- [What you will do]
Copy out every line of the entries below word for word, leaving the pictures out.

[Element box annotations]
---

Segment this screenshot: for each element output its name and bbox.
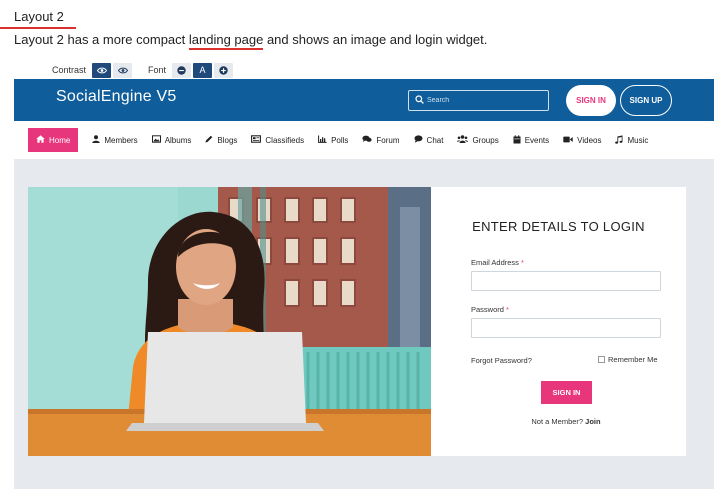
eye-icon xyxy=(117,67,128,73)
header-signup-button[interactable]: SIGN UP xyxy=(620,85,672,116)
login-title: ENTER DETAILS TO LOGIN xyxy=(472,219,645,234)
nav-label: Videos xyxy=(577,135,602,145)
minus-icon xyxy=(177,65,186,75)
not-member-text: Not a Member? xyxy=(531,417,584,426)
login-submit-button[interactable]: SIGN IN xyxy=(541,381,592,404)
video-icon xyxy=(563,135,573,145)
chat-icon xyxy=(414,135,423,145)
desc-text-before: Layout 2 has a more compact xyxy=(14,32,189,47)
nav-item-blogs[interactable]: Blogs xyxy=(205,128,237,152)
required-marker: * xyxy=(506,305,509,314)
image-icon xyxy=(151,135,161,145)
heading-underline xyxy=(0,27,76,29)
search-icon xyxy=(411,94,427,107)
nav-label: Music xyxy=(627,135,649,145)
nav-label: Polls xyxy=(331,135,349,145)
nav-label: Chat xyxy=(426,135,444,145)
accessibility-toolbar: Contrast Font A xyxy=(52,62,235,78)
password-label-text: Password xyxy=(471,305,504,314)
landing-page-link[interactable]: landing page xyxy=(188,32,264,50)
email-label: Email Address * xyxy=(471,258,524,267)
contrast-label: Contrast xyxy=(52,65,87,75)
landing-content: ENTER DETAILS TO LOGIN Email Address * P… xyxy=(14,159,714,489)
password-field[interactable] xyxy=(471,318,661,338)
nav-label: Classifieds xyxy=(265,135,305,145)
header-signin-button[interactable]: SIGN IN xyxy=(566,85,616,116)
nav-label: Members xyxy=(104,135,138,145)
nav-item-events[interactable]: Events xyxy=(513,128,549,152)
plus-icon xyxy=(219,65,228,75)
contrast-light-button[interactable] xyxy=(113,62,133,78)
newspaper-icon xyxy=(251,135,262,145)
nav-item-music[interactable]: Music xyxy=(615,128,648,152)
font-decrease-button[interactable] xyxy=(172,62,192,78)
nav-item-classifieds[interactable]: Classifieds xyxy=(251,128,304,152)
nav-label: Events xyxy=(524,135,550,145)
nav-item-forum[interactable]: Forum xyxy=(362,128,400,152)
home-icon xyxy=(36,135,45,145)
nav-item-members[interactable]: Members xyxy=(92,128,138,152)
contrast-dark-button[interactable] xyxy=(92,62,112,78)
site-header: SocialEngine V5 SIGN IN SIGN UP xyxy=(14,79,714,121)
eye-icon xyxy=(96,67,107,73)
nav-item-albums[interactable]: Albums xyxy=(151,128,192,152)
calendar-icon xyxy=(513,134,521,146)
pencil-icon xyxy=(205,135,213,145)
search-box[interactable] xyxy=(408,90,549,111)
nav-item-polls[interactable]: Polls xyxy=(318,128,348,152)
site-logo[interactable]: SocialEngine V5 xyxy=(56,88,176,106)
nav-label: Home xyxy=(49,135,71,145)
nav-label: Blogs xyxy=(217,135,238,145)
login-widget: ENTER DETAILS TO LOGIN Email Address * P… xyxy=(431,187,686,456)
hero-photo xyxy=(28,187,431,456)
doc-description: Layout 2 has a more compact landing page… xyxy=(14,32,488,50)
search-input[interactable] xyxy=(427,97,539,104)
font-reset-button[interactable]: A xyxy=(193,62,213,78)
users-icon xyxy=(457,135,469,145)
forgot-password-link[interactable]: Forgot Password? xyxy=(471,356,532,365)
signup-prompt: Not a Member? Join xyxy=(431,417,701,426)
font-label: Font xyxy=(148,65,167,75)
main-nav: Home Members Albums Blogs Classifieds Po… xyxy=(14,121,714,159)
comments-icon xyxy=(362,135,373,145)
nav-item-groups[interactable]: Groups xyxy=(457,128,499,152)
chart-icon xyxy=(318,135,327,145)
doc-heading: Layout 2 xyxy=(14,9,64,24)
user-icon xyxy=(92,135,101,145)
hero-card: ENTER DETAILS TO LOGIN Email Address * P… xyxy=(28,187,686,456)
email-field[interactable] xyxy=(471,271,661,291)
nav-label: Forum xyxy=(376,135,400,145)
nav-item-home[interactable]: Home xyxy=(28,128,79,152)
font-increase-button[interactable] xyxy=(214,62,234,78)
email-label-text: Email Address xyxy=(471,258,519,267)
nav-label: Albums xyxy=(164,135,192,145)
nav-item-chat[interactable]: Chat xyxy=(414,128,444,152)
site-preview: SocialEngine V5 SIGN IN SIGN UP Home Mem… xyxy=(14,79,714,489)
checkbox-box[interactable] xyxy=(598,356,605,363)
music-icon xyxy=(615,134,623,146)
nav-label: Groups xyxy=(472,135,499,145)
desc-text-after: and shows an image and login widget. xyxy=(263,32,488,47)
password-label: Password * xyxy=(471,305,509,314)
required-marker: * xyxy=(521,258,524,267)
remember-me-checkbox[interactable]: Remember Me xyxy=(598,355,658,364)
nav-item-videos[interactable]: Videos xyxy=(563,128,601,152)
remember-me-label: Remember Me xyxy=(608,355,658,364)
join-link[interactable]: Join xyxy=(585,417,600,426)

---

- [Response below]
Segment this screenshot: for each element output its name and bbox.
eye-icon xyxy=(117,67,128,73)
header-signup-button[interactable]: SIGN UP xyxy=(620,85,672,116)
login-title: ENTER DETAILS TO LOGIN xyxy=(472,219,645,234)
nav-label: Videos xyxy=(577,135,602,145)
minus-icon xyxy=(177,65,186,75)
not-member-text: Not a Member? xyxy=(531,417,584,426)
login-submit-button[interactable]: SIGN IN xyxy=(541,381,592,404)
video-icon xyxy=(563,135,573,145)
chat-icon xyxy=(414,135,423,145)
desc-text-before: Layout 2 has a more compact xyxy=(14,32,189,47)
nav-item-blogs[interactable]: Blogs xyxy=(205,128,237,152)
required-marker: * xyxy=(506,305,509,314)
image-icon xyxy=(151,135,161,145)
heading-underline xyxy=(0,27,76,29)
search-icon xyxy=(411,94,427,107)
nav-label: Music xyxy=(627,135,649,145)
nav-label: Polls xyxy=(331,135,349,145)
nav-label: Chat xyxy=(426,135,444,145)
accessibility-toolbar: Contrast Font A xyxy=(52,62,235,78)
password-label-text: Password xyxy=(471,305,504,314)
landing-page-link[interactable]: landing page xyxy=(188,32,264,50)
email-label: Email Address * xyxy=(471,258,524,267)
contrast-label: Contrast xyxy=(52,65,87,75)
landing-content: ENTER DETAILS TO LOGIN Email Address * P… xyxy=(14,159,714,489)
password-field[interactable] xyxy=(471,318,661,338)
nav-label: Classifieds xyxy=(265,135,305,145)
header-signin-button[interactable]: SIGN IN xyxy=(566,85,616,116)
nav-label: Members xyxy=(104,135,138,145)
nav-item-events[interactable]: Events xyxy=(513,128,549,152)
plus-icon xyxy=(219,65,228,75)
contrast-light-button[interactable] xyxy=(113,62,133,78)
newspaper-icon xyxy=(251,135,262,145)
nav-item-music[interactable]: Music xyxy=(615,128,648,152)
font-decrease-button[interactable] xyxy=(172,62,192,78)
nav-item-classifieds[interactable]: Classifieds xyxy=(251,128,304,152)
nav-label: Events xyxy=(524,135,550,145)
nav-item-forum[interactable]: Forum xyxy=(362,128,400,152)
home-icon xyxy=(36,135,45,145)
nav-item-members[interactable]: Members xyxy=(92,128,138,152)
contrast-dark-button[interactable] xyxy=(92,62,112,78)
site-header: SocialEngine V5 SIGN IN SIGN UP xyxy=(14,79,714,121)
eye-icon xyxy=(96,67,107,73)
nav-item-albums[interactable]: Albums xyxy=(151,128,192,152)
calendar-icon xyxy=(513,134,521,146)
pencil-icon xyxy=(205,135,213,145)
search-box[interactable] xyxy=(408,90,549,111)
nav-item-polls[interactable]: Polls xyxy=(318,128,348,152)
site-logo[interactable]: SocialEngine V5 xyxy=(56,88,176,106)
nav-label: Home xyxy=(49,135,71,145)
nav-label: Blogs xyxy=(217,135,238,145)
login-widget: ENTER DETAILS TO LOGIN Email Address * P… xyxy=(431,187,686,456)
hero-photo xyxy=(28,187,431,456)
doc-description: Layout 2 has a more compact landing page… xyxy=(14,32,488,50)
search-input[interactable] xyxy=(427,97,539,104)
font-reset-button[interactable]: A xyxy=(193,62,213,78)
users-icon xyxy=(457,135,469,145)
forgot-password-link[interactable]: Forgot Password? xyxy=(471,356,532,365)
signup-prompt: Not a Member? Join xyxy=(431,417,701,426)
font-label: Font xyxy=(148,65,167,75)
main-nav: Home Members Albums Blogs Classifieds Po… xyxy=(14,121,714,159)
comments-icon xyxy=(362,135,373,145)
nav-item-groups[interactable]: Groups xyxy=(457,128,499,152)
chart-icon xyxy=(318,135,327,145)
doc-heading: Layout 2 xyxy=(14,9,64,24)
user-icon xyxy=(92,135,101,145)
hero-card: ENTER DETAILS TO LOGIN Email Address * P… xyxy=(28,187,686,456)
email-field[interactable] xyxy=(471,271,661,291)
nav-label: Forum xyxy=(376,135,400,145)
nav-item-home[interactable]: Home xyxy=(28,128,79,152)
font-increase-button[interactable] xyxy=(214,62,234,78)
email-label-text: Email Address xyxy=(471,258,519,267)
nav-label: Albums xyxy=(164,135,192,145)
nav-item-chat[interactable]: Chat xyxy=(414,128,444,152)
site-preview: SocialEngine V5 SIGN IN SIGN UP Home Mem… xyxy=(14,79,714,489)
checkbox-box[interactable] xyxy=(598,356,605,363)
music-icon xyxy=(615,134,623,146)
nav-label: Groups xyxy=(472,135,499,145)
desc-text-after: and shows an image and login widget. xyxy=(263,32,488,47)
password-label: Password * xyxy=(471,305,509,314)
required-marker: * xyxy=(521,258,524,267)
remember-me-checkbox[interactable]: Remember Me xyxy=(598,355,658,364)
nav-item-videos[interactable]: Videos xyxy=(563,128,601,152)
remember-me-label: Remember Me xyxy=(608,355,658,364)
join-link[interactable]: Join xyxy=(585,417,600,426)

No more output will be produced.